> [Exercise prompt]: Copy the listing verbatim, excluding any images found in it.

## begin Listing

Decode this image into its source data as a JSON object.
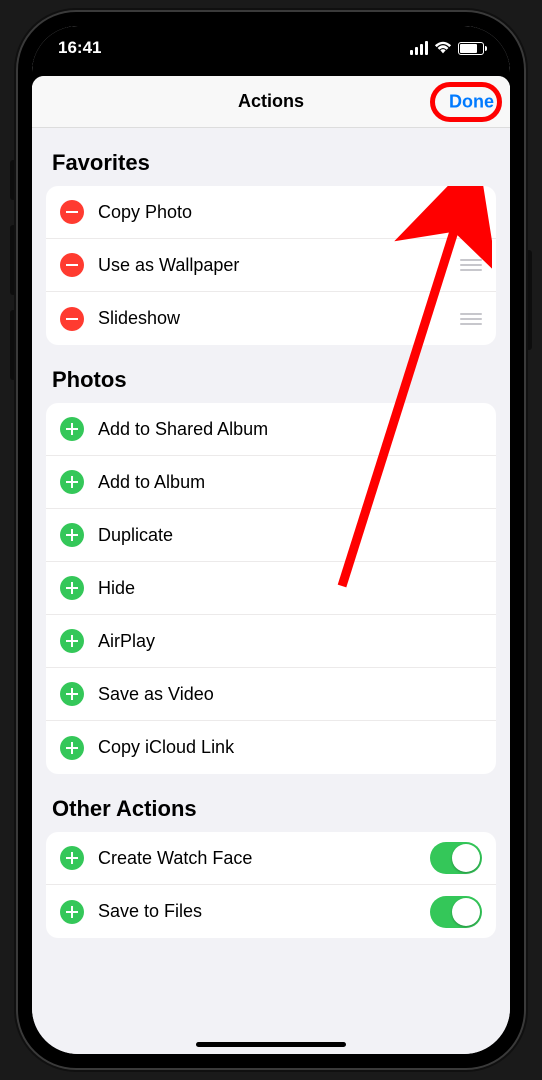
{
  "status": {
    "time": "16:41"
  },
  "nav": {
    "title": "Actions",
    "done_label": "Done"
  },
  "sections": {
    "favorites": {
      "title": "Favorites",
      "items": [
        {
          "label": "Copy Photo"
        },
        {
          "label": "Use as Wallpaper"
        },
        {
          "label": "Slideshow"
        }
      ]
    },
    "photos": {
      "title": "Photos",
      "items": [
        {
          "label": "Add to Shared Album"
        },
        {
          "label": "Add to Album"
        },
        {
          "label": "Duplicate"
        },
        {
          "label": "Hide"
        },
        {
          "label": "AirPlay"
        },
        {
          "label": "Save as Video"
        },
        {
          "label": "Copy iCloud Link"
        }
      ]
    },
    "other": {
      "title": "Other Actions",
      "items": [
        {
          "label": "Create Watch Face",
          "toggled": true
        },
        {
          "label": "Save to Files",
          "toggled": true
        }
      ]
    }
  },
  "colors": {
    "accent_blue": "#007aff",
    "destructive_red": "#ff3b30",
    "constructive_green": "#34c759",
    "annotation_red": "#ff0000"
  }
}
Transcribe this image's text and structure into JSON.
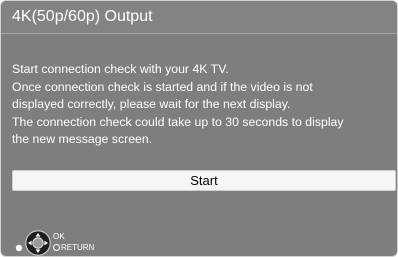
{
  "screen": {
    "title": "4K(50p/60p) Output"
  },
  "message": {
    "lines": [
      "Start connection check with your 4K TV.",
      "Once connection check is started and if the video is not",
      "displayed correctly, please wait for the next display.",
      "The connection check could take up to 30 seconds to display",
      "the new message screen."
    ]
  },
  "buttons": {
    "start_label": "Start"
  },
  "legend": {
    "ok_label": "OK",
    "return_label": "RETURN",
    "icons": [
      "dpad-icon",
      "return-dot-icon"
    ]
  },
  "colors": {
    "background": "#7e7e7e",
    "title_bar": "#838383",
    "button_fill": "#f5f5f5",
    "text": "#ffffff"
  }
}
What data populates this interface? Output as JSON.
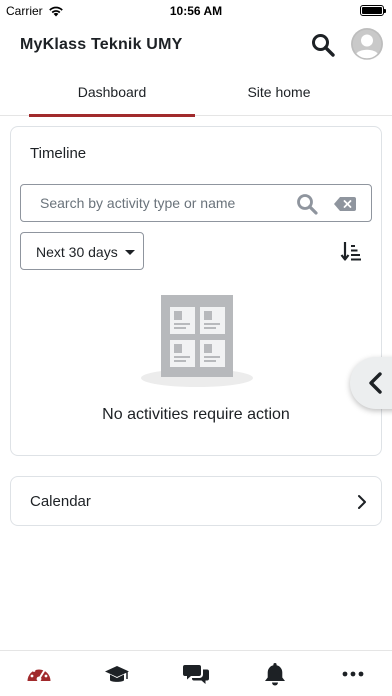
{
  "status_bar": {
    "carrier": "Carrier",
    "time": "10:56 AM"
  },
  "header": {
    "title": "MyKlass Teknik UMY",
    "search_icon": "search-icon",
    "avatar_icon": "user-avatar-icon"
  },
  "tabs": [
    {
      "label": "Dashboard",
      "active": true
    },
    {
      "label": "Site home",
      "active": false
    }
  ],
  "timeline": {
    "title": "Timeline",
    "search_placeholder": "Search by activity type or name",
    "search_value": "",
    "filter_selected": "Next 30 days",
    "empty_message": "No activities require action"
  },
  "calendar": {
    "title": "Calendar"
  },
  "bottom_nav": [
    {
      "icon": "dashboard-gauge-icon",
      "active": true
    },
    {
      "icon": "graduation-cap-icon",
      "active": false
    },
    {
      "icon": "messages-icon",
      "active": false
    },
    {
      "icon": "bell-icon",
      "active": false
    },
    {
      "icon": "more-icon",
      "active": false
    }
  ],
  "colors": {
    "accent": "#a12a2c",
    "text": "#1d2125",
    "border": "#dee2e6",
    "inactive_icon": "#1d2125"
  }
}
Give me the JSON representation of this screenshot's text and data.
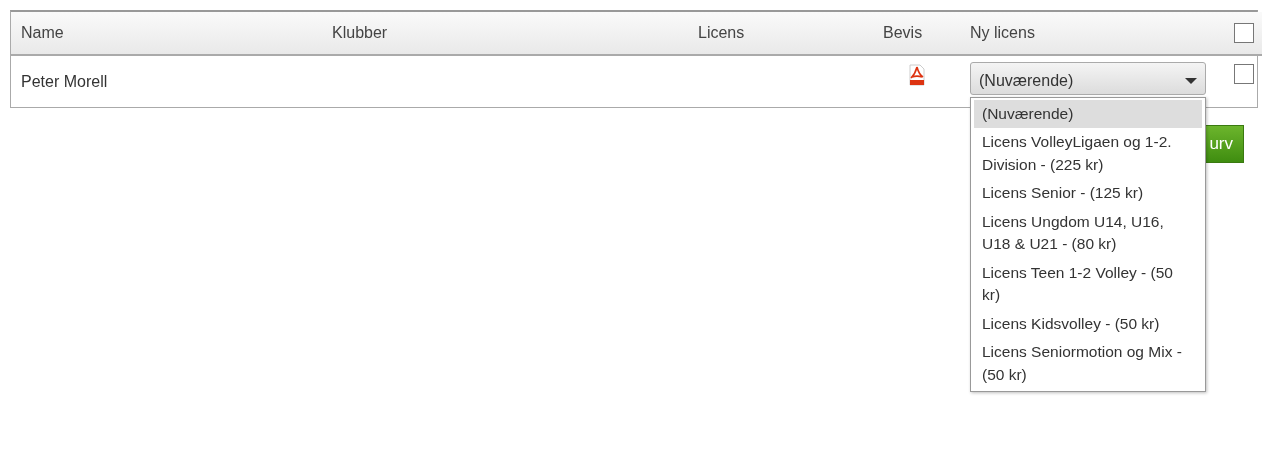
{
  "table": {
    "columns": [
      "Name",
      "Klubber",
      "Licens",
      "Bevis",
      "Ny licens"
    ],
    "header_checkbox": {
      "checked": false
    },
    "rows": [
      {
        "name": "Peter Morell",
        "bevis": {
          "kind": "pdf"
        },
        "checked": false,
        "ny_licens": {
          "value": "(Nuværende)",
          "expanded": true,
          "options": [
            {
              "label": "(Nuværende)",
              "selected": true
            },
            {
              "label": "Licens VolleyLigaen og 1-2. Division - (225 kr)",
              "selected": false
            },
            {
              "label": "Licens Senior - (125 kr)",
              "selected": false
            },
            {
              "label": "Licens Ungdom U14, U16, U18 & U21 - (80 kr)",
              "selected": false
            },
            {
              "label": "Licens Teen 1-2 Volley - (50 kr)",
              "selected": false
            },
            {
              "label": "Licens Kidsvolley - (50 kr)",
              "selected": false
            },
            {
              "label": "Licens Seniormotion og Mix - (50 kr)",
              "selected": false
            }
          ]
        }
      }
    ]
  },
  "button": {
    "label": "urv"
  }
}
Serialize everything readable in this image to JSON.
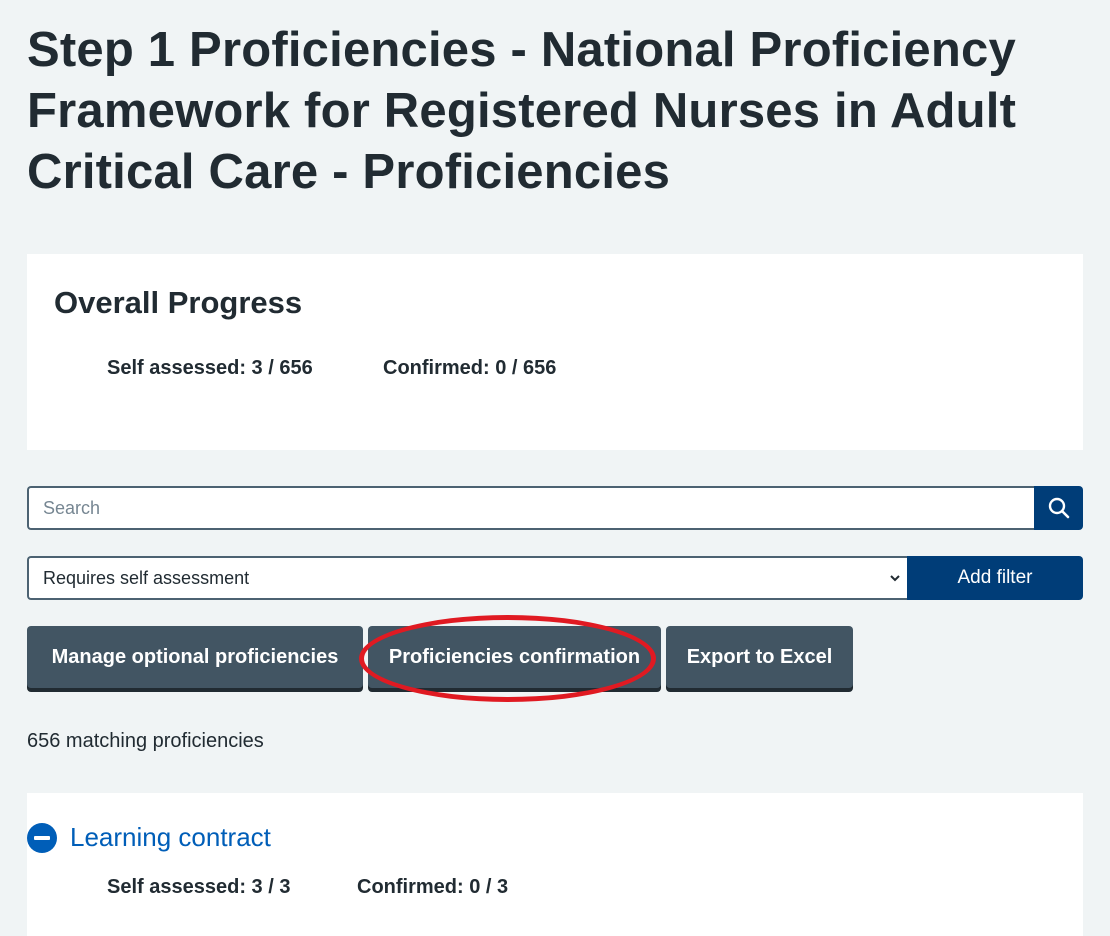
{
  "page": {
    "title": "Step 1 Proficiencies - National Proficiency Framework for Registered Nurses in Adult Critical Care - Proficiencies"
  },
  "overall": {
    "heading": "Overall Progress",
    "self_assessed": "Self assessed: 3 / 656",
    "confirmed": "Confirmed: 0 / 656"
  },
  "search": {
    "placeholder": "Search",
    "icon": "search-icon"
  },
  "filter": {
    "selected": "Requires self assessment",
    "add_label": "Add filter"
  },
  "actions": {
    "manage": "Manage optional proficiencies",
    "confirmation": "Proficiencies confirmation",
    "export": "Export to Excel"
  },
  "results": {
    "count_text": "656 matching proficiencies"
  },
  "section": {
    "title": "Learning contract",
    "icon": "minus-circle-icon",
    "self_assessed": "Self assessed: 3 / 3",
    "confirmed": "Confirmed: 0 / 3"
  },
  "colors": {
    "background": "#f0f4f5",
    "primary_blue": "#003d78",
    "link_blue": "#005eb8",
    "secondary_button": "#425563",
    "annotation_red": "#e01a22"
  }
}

## end Listing

> [Answer for this exercise]:
Decode this image into its source data as a JSON object.
{
  "status": {
    "time": "16:41"
  },
  "nav": {
    "title": "Actions",
    "done_label": "Done"
  },
  "sections": {
    "favorites": {
      "title": "Favorites",
      "items": [
        {
          "label": "Copy Photo"
        },
        {
          "label": "Use as Wallpaper"
        },
        {
          "label": "Slideshow"
        }
      ]
    },
    "photos": {
      "title": "Photos",
      "items": [
        {
          "label": "Add to Shared Album"
        },
        {
          "label": "Add to Album"
        },
        {
          "label": "Duplicate"
        },
        {
          "label": "Hide"
        },
        {
          "label": "AirPlay"
        },
        {
          "label": "Save as Video"
        },
        {
          "label": "Copy iCloud Link"
        }
      ]
    },
    "other": {
      "title": "Other Actions",
      "items": [
        {
          "label": "Create Watch Face",
          "toggled": true
        },
        {
          "label": "Save to Files",
          "toggled": true
        }
      ]
    }
  },
  "colors": {
    "accent_blue": "#007aff",
    "destructive_red": "#ff3b30",
    "constructive_green": "#34c759",
    "annotation_red": "#ff0000"
  }
}
Transcribe this image's text and structure into JSON.
{
  "screen": {
    "title": "4K(50p/60p) Output"
  },
  "message": {
    "lines": [
      "Start connection check with your 4K TV.",
      "Once connection check is started and if the video is not",
      "displayed correctly, please wait for the next display.",
      "The connection check could take up to 30 seconds to display",
      "the new message screen."
    ]
  },
  "buttons": {
    "start_label": "Start"
  },
  "legend": {
    "ok_label": "OK",
    "return_label": "RETURN",
    "icons": [
      "dpad-icon",
      "return-dot-icon"
    ]
  },
  "colors": {
    "background": "#7e7e7e",
    "title_bar": "#838383",
    "button_fill": "#f5f5f5",
    "text": "#ffffff"
  }
}
What data populates this interface? Output as JSON.
{
  "status_bar": {
    "carrier": "Carrier",
    "time": "10:56 AM"
  },
  "header": {
    "title": "MyKlass Teknik UMY",
    "search_icon": "search-icon",
    "avatar_icon": "user-avatar-icon"
  },
  "tabs": [
    {
      "label": "Dashboard",
      "active": true
    },
    {
      "label": "Site home",
      "active": false
    }
  ],
  "timeline": {
    "title": "Timeline",
    "search_placeholder": "Search by activity type or name",
    "search_value": "",
    "filter_selected": "Next 30 days",
    "empty_message": "No activities require action"
  },
  "calendar": {
    "title": "Calendar"
  },
  "bottom_nav": [
    {
      "icon": "dashboard-gauge-icon",
      "active": true
    },
    {
      "icon": "graduation-cap-icon",
      "active": false
    },
    {
      "icon": "messages-icon",
      "active": false
    },
    {
      "icon": "bell-icon",
      "active": false
    },
    {
      "icon": "more-icon",
      "active": false
    }
  ],
  "colors": {
    "accent": "#a12a2c",
    "text": "#1d2125",
    "border": "#dee2e6",
    "inactive_icon": "#1d2125"
  }
}
Give me the JSON representation of this screenshot's text and data.
{
  "table": {
    "columns": [
      "Name",
      "Klubber",
      "Licens",
      "Bevis",
      "Ny licens"
    ],
    "header_checkbox": {
      "checked": false
    },
    "rows": [
      {
        "name": "Peter Morell",
        "bevis": {
          "kind": "pdf"
        },
        "checked": false,
        "ny_licens": {
          "value": "(Nuværende)",
          "expanded": true,
          "options": [
            {
              "label": "(Nuværende)",
              "selected": true
            },
            {
              "label": "Licens VolleyLigaen og 1-2. Division - (225 kr)",
              "selected": false
            },
            {
              "label": "Licens Senior - (125 kr)",
              "selected": false
            },
            {
              "label": "Licens Ungdom U14, U16, U18 & U21 - (80 kr)",
              "selected": false
            },
            {
              "label": "Licens Teen 1-2 Volley - (50 kr)",
              "selected": false
            },
            {
              "label": "Licens Kidsvolley - (50 kr)",
              "selected": false
            },
            {
              "label": "Licens Seniormotion og Mix - (50 kr)",
              "selected": false
            }
          ]
        }
      }
    ]
  },
  "button": {
    "label": "urv"
  }
}
Serialize everything readable in this image to JSON.
{
  "page": {
    "title": "Step 1 Proficiencies - National Proficiency Framework for Registered Nurses in Adult Critical Care - Proficiencies"
  },
  "overall": {
    "heading": "Overall Progress",
    "self_assessed": "Self assessed: 3 / 656",
    "confirmed": "Confirmed: 0 / 656"
  },
  "search": {
    "placeholder": "Search",
    "icon": "search-icon"
  },
  "filter": {
    "selected": "Requires self assessment",
    "add_label": "Add filter"
  },
  "actions": {
    "manage": "Manage optional proficiencies",
    "confirmation": "Proficiencies confirmation",
    "export": "Export to Excel"
  },
  "results": {
    "count_text": "656 matching proficiencies"
  },
  "section": {
    "title": "Learning contract",
    "icon": "minus-circle-icon",
    "self_assessed": "Self assessed: 3 / 3",
    "confirmed": "Confirmed: 0 / 3"
  },
  "colors": {
    "background": "#f0f4f5",
    "primary_blue": "#003d78",
    "link_blue": "#005eb8",
    "secondary_button": "#425563",
    "annotation_red": "#e01a22"
  }
}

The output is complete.